__EXERCISE DIRECTIONS__:
Could you output each line below exactly as it appears, excluding any pictures?

__RECORDS FOR THE TASK__:
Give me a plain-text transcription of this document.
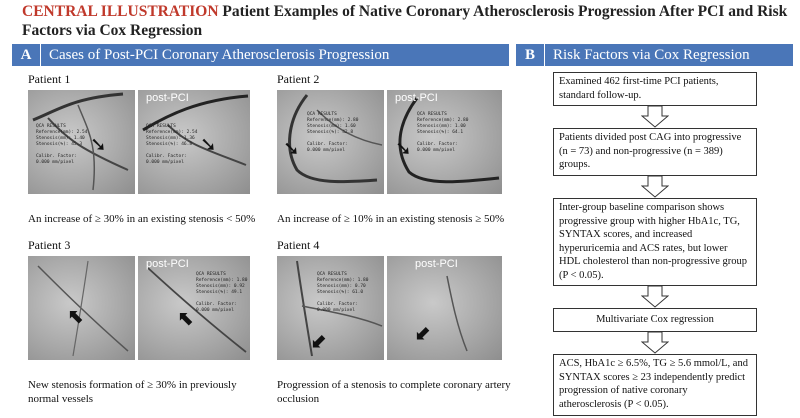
CENTRAL ILLUSTRATION Patient Examples of Native Coronary Atherosclerosis Progression After PCI and Risk Factors via Cox Regression
A Cases of Post-PCI Coronary Atherosclerosis Progression	B Risk Factors via Cox Regression
Patient 1
QCA RESULTS
Reference(mm): 2.54
Stenosis(mm): 1.40
Stenosis(%): 45.3

Calibr. Factor:
0.000 mm/pixel
➘
post-PCI
QCA RESULTS
Reference(mm): 2.54
Stenosis(mm): 1.36
Stenosis(%): 46.8

Calibr. Factor:
0.000 mm/pixel
➘
An increase of ≥ 30% in an existing stenosis < 50%
Patient 2
QCA RESULTS
Reference(mm): 2.80
Stenosis(mm): 1.60
Stenosis(%): 42.8

Calibr. Factor:
0.000 mm/pixel
➘
post-PCI
QCA RESULTS
Reference(mm): 2.80
Stenosis(mm): 1.00
Stenosis(%): 64.1

Calibr. Factor:
0.000 mm/pixel
➘
An increase of ≥ 10% in an existing stenosis ≥ 50%
Patient 3
⬉
post-PCI
QCA RESULTS
Reference(mm): 1.80
Stenosis(mm): 0.92
Stenosis(%): 49.1

Calibr. Factor:
0.000 mm/pixel
⬉
New stenosis formation of ≥ 30% in previously normal vessels
Patient 4
QCA RESULTS
Reference(mm): 1.80
Stenosis(mm): 0.70
Stenosis(%): 61.0

Calibr. Factor:
0.000 mm/pixel
⬋
post-PCI
⬋
Progression of a stenosis to complete coronary artery occlusion
Examined 462 first-time PCI patients, standard follow-up.
Patients divided post CAG into progressive (n = 73) and non-progressive (n = 389) groups.
Inter-group baseline comparison shows progressive group with higher HbA1c, TG, SYNTAX scores, and increased hyperuricemia and ACS rates, but lower HDL cholesterol than non-progressive group (P < 0.05).
Multivariate Cox regression
ACS, HbA1c ≥ 6.5%, TG ≥ 5.6 mmol/L, and SYNTAX scores ≥ 23 independently predict progression of native coronary atherosclerosis (P < 0.05).
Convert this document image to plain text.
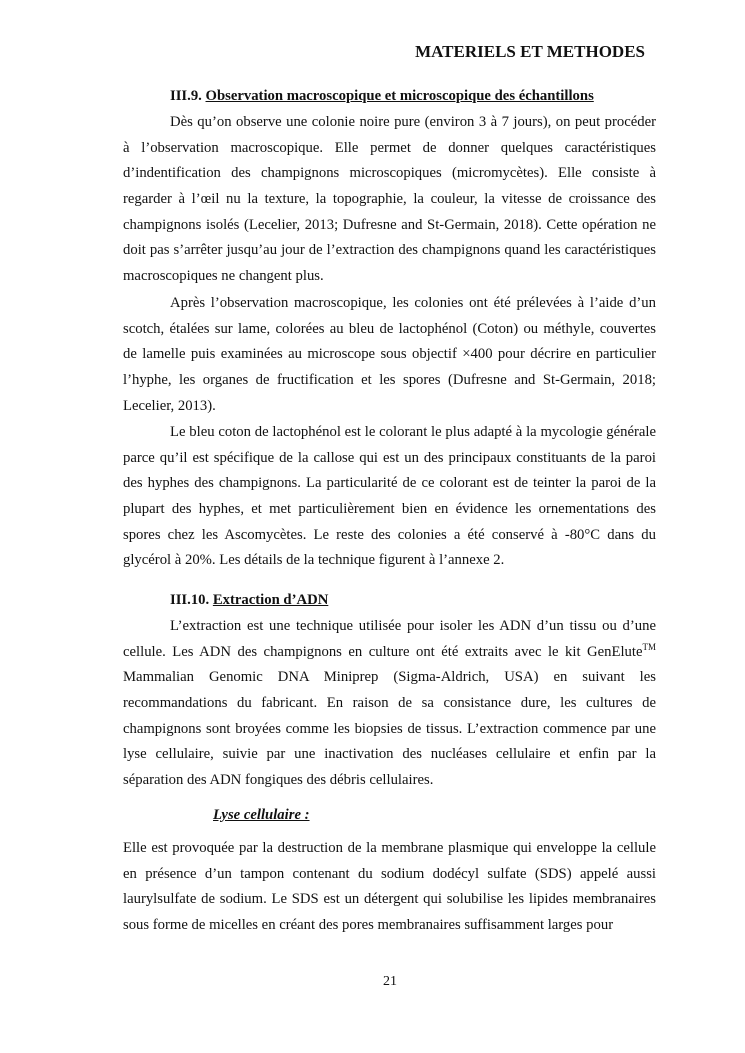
MATERIELS ET METHODES
III.9. Observation macroscopique et microscopique des échantillons
Dès qu’on observe une colonie noire pure (environ 3 à 7 jours), on peut procéder
à l’observation macroscopique. Elle permet de donner quelques caractéristiques
d’indentification des champignons microscopiques (micromycètes). Elle consiste à
regarder à l’œil nu la texture, la topographie, la couleur, la vitesse de croissance des
champignons isolés (Lecelier, 2013; Dufresne and St-Germain, 2018). Cette opération ne
doit pas s’arrêter jusqu’au jour de l’extraction des champignons quand les caractéristiques
macroscopiques ne changent plus.
Après l’observation macroscopique, les colonies ont été prélevées à l’aide d’un
scotch, étalées sur lame, colorées au bleu de lactophénol (Coton) ou méthyle, couvertes
de lamelle puis examinées au microscope sous objectif ×400 pour décrire en particulier
l’hyphe, les organes de fructification et les spores (Dufresne and St-Germain, 2018;
Lecelier, 2013).
Le bleu coton de lactophénol est le colorant le plus adapté à la mycologie générale
parce qu’il est spécifique de la callose qui est un des principaux constituants de la paroi
des hyphes des champignons. La particularité de ce colorant est de teinter la paroi de la
plupart des hyphes, et met particulièrement bien en évidence les ornementations des
spores chez les Ascomycètes. Le reste des colonies a été conservé à -80°C dans du
glycérol à 20%. Les détails de la technique figurent à l’annexe 2.
III.10. Extraction d’ADN
L’extraction est une technique utilisée pour isoler les ADN d’un tissu ou d’une
cellule. Les ADN des champignons en culture ont été extraits avec le kit GenElute™
Mammalian Genomic DNA Miniprep (Sigma-Aldrich, USA) en suivant les
recommandations du fabricant. En raison de sa consistance dure, les cultures de
champignons sont broyées comme les biopsies de tissus. L’extraction commence par une
lyse cellulaire, suivie par une inactivation des nucléases cellulaire et enfin par la
séparation des ADN fongiques des débris cellulaires.
Lyse cellulaire :
Elle est provoquée par la destruction de la membrane plasmique qui enveloppe la cellule
en présence d’un tampon contenant du sodium dodécyl sulfate (SDS) appelé aussi
laurylsulfate de sodium. Le SDS est un détergent qui solubilise les lipides membranaires
sous forme de micelles en créant des pores membranaires suffisamment larges pour
21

__FINAL ANSWER__:
Give me a plain-text transcription of this document.
CENTRAL ILLUSTRATION Patient Examples of Native Coronary Atherosclerosis Progression After PCI and Risk Factors via Cox Regression
A Cases of Post-PCI Coronary Atherosclerosis Progression	B Risk Factors via Cox Regression
Patient 1
QCA RESULTS
Reference(mm): 2.54
Stenosis(mm): 1.40
Stenosis(%): 45.3

Calibr. Factor:
0.000 mm/pixel
➘
post-PCI
QCA RESULTS
Reference(mm): 2.54
Stenosis(mm): 1.36
Stenosis(%): 46.8

Calibr. Factor:
0.000 mm/pixel
➘
An increase of ≥ 30% in an existing stenosis < 50%
Patient 2
QCA RESULTS
Reference(mm): 2.80
Stenosis(mm): 1.60
Stenosis(%): 42.8

Calibr. Factor:
0.000 mm/pixel
➘
post-PCI
QCA RESULTS
Reference(mm): 2.80
Stenosis(mm): 1.00
Stenosis(%): 64.1

Calibr. Factor:
0.000 mm/pixel
➘
An increase of ≥ 10% in an existing stenosis ≥ 50%
Patient 3
⬉
post-PCI
QCA RESULTS
Reference(mm): 1.80
Stenosis(mm): 0.92
Stenosis(%): 49.1

Calibr. Factor:
0.000 mm/pixel
⬉
New stenosis formation of ≥ 30% in previously normal vessels
Patient 4
QCA RESULTS
Reference(mm): 1.80
Stenosis(mm): 0.70
Stenosis(%): 61.0

Calibr. Factor:
0.000 mm/pixel
⬋
post-PCI
⬋
Progression of a stenosis to complete coronary artery occlusion
Examined 462 first-time PCI patients, standard follow-up.
Patients divided post CAG into progressive (n = 73) and non-progressive (n = 389) groups.
Inter-group baseline comparison shows progressive group with higher HbA1c, TG, SYNTAX scores, and increased hyperuricemia and ACS rates, but lower HDL cholesterol than non-progressive group (P < 0.05).
Multivariate Cox regression
ACS, HbA1c ≥ 6.5%, TG ≥ 5.6 mmol/L, and SYNTAX scores ≥ 23 independently predict progression of native coronary atherosclerosis (P < 0.05).
Convert this document image to plain text.
MATERIELS ET METHODES
III.9. Observation macroscopique et microscopique des échantillons
Dès qu’on observe une colonie noire pure (environ 3 à 7 jours), on peut procéder
à l’observation macroscopique. Elle permet de donner quelques caractéristiques
d’indentification des champignons microscopiques (micromycètes). Elle consiste à
regarder à l’œil nu la texture, la topographie, la couleur, la vitesse de croissance des
champignons isolés (Lecelier, 2013; Dufresne and St-Germain, 2018). Cette opération ne
doit pas s’arrêter jusqu’au jour de l’extraction des champignons quand les caractéristiques
macroscopiques ne changent plus.
Après l’observation macroscopique, les colonies ont été prélevées à l’aide d’un
scotch, étalées sur lame, colorées au bleu de lactophénol (Coton) ou méthyle, couvertes
de lamelle puis examinées au microscope sous objectif ×400 pour décrire en particulier
l’hyphe, les organes de fructification et les spores (Dufresne and St-Germain, 2018;
Lecelier, 2013).
Le bleu coton de lactophénol est le colorant le plus adapté à la mycologie générale
parce qu’il est spécifique de la callose qui est un des principaux constituants de la paroi
des hyphes des champignons. La particularité de ce colorant est de teinter la paroi de la
plupart des hyphes, et met particulièrement bien en évidence les ornementations des
spores chez les Ascomycètes. Le reste des colonies a été conservé à -80°C dans du
glycérol à 20%. Les détails de la technique figurent à l’annexe 2.
III.10. Extraction d’ADN
L’extraction est une technique utilisée pour isoler les ADN d’un tissu ou d’une
cellule. Les ADN des champignons en culture ont été extraits avec le kit GenElute™
Mammalian Genomic DNA Miniprep (Sigma-Aldrich, USA) en suivant les
recommandations du fabricant. En raison de sa consistance dure, les cultures de
champignons sont broyées comme les biopsies de tissus. L’extraction commence par une
lyse cellulaire, suivie par une inactivation des nucléases cellulaire et enfin par la
séparation des ADN fongiques des débris cellulaires.
Lyse cellulaire :
Elle est provoquée par la destruction de la membrane plasmique qui enveloppe la cellule
en présence d’un tampon contenant du sodium dodécyl sulfate (SDS) appelé aussi
laurylsulfate de sodium. Le SDS est un détergent qui solubilise les lipides membranaires
sous forme de micelles en créant des pores membranaires suffisamment larges pour
21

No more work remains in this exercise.